Begin Dataset

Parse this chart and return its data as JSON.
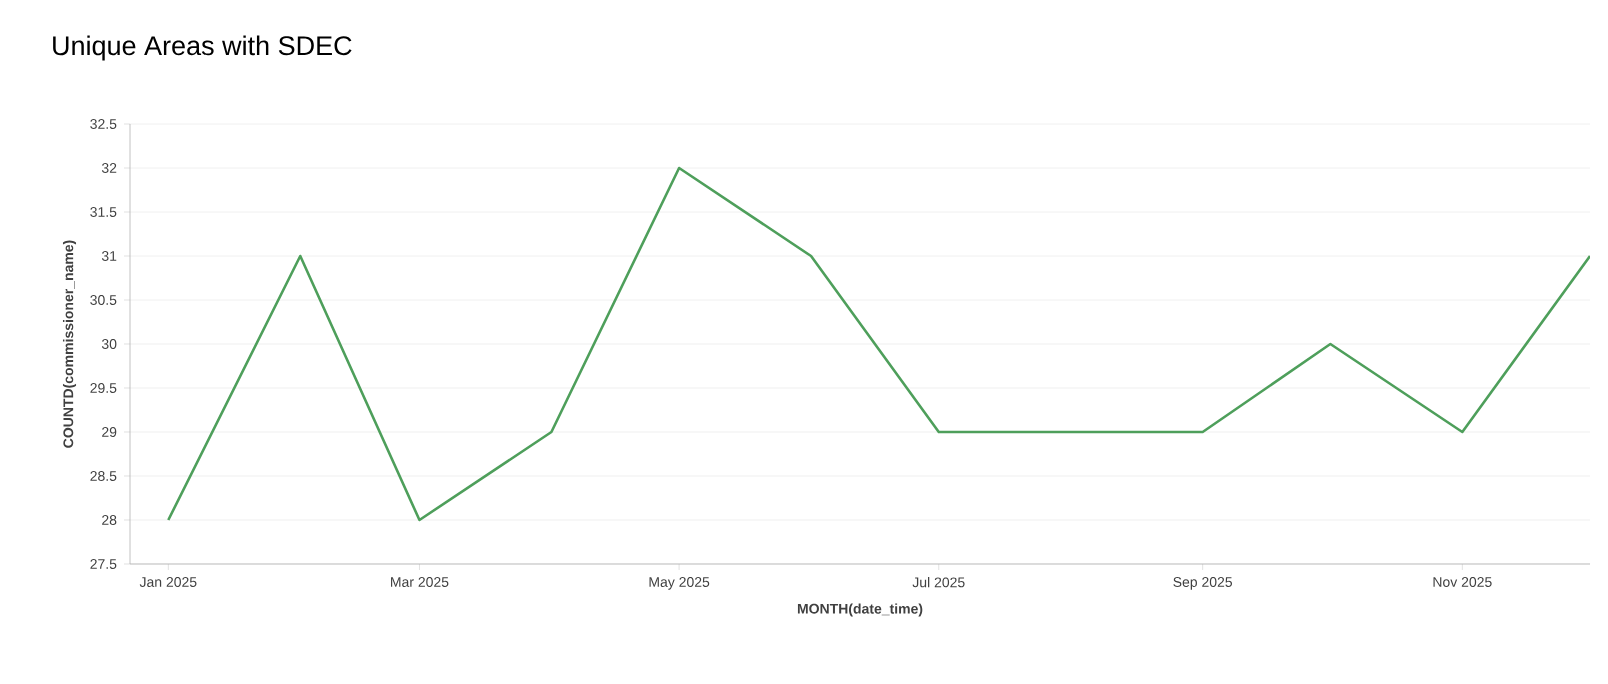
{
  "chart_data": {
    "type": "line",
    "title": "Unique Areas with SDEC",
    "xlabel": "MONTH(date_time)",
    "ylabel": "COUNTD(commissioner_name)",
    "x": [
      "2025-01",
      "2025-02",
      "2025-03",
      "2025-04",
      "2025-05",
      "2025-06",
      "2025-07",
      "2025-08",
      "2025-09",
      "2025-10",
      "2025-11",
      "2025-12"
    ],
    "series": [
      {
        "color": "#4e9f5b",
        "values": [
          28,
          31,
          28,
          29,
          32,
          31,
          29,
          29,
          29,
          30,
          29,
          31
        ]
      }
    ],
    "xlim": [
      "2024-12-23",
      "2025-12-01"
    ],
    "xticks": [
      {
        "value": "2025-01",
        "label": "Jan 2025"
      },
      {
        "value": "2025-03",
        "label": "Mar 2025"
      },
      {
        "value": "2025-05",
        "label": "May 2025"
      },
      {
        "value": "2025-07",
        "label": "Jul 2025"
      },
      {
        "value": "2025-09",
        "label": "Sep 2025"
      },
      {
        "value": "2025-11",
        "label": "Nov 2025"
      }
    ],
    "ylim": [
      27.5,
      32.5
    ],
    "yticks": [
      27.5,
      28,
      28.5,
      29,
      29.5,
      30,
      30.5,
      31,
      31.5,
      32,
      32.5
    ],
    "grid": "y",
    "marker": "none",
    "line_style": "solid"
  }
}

End Dataset

Problem statement: Reproduce the full listing faithfully, but do not carry over any pictures.

Result for this task:
Parse this chart and return its data as JSON.
{
  "chart_data": {
    "type": "line",
    "title": "Unique Areas with SDEC",
    "xlabel": "MONTH(date_time)",
    "ylabel": "COUNTD(commissioner_name)",
    "x": [
      "2025-01",
      "2025-02",
      "2025-03",
      "2025-04",
      "2025-05",
      "2025-06",
      "2025-07",
      "2025-08",
      "2025-09",
      "2025-10",
      "2025-11",
      "2025-12"
    ],
    "series": [
      {
        "color": "#4e9f5b",
        "values": [
          28,
          31,
          28,
          29,
          32,
          31,
          29,
          29,
          29,
          30,
          29,
          31
        ]
      }
    ],
    "xlim": [
      "2024-12-23",
      "2025-12-01"
    ],
    "xticks": [
      {
        "value": "2025-01",
        "label": "Jan 2025"
      },
      {
        "value": "2025-03",
        "label": "Mar 2025"
      },
      {
        "value": "2025-05",
        "label": "May 2025"
      },
      {
        "value": "2025-07",
        "label": "Jul 2025"
      },
      {
        "value": "2025-09",
        "label": "Sep 2025"
      },
      {
        "value": "2025-11",
        "label": "Nov 2025"
      }
    ],
    "ylim": [
      27.5,
      32.5
    ],
    "yticks": [
      27.5,
      28,
      28.5,
      29,
      29.5,
      30,
      30.5,
      31,
      31.5,
      32,
      32.5
    ],
    "grid": "y",
    "marker": "none",
    "line_style": "solid"
  }
}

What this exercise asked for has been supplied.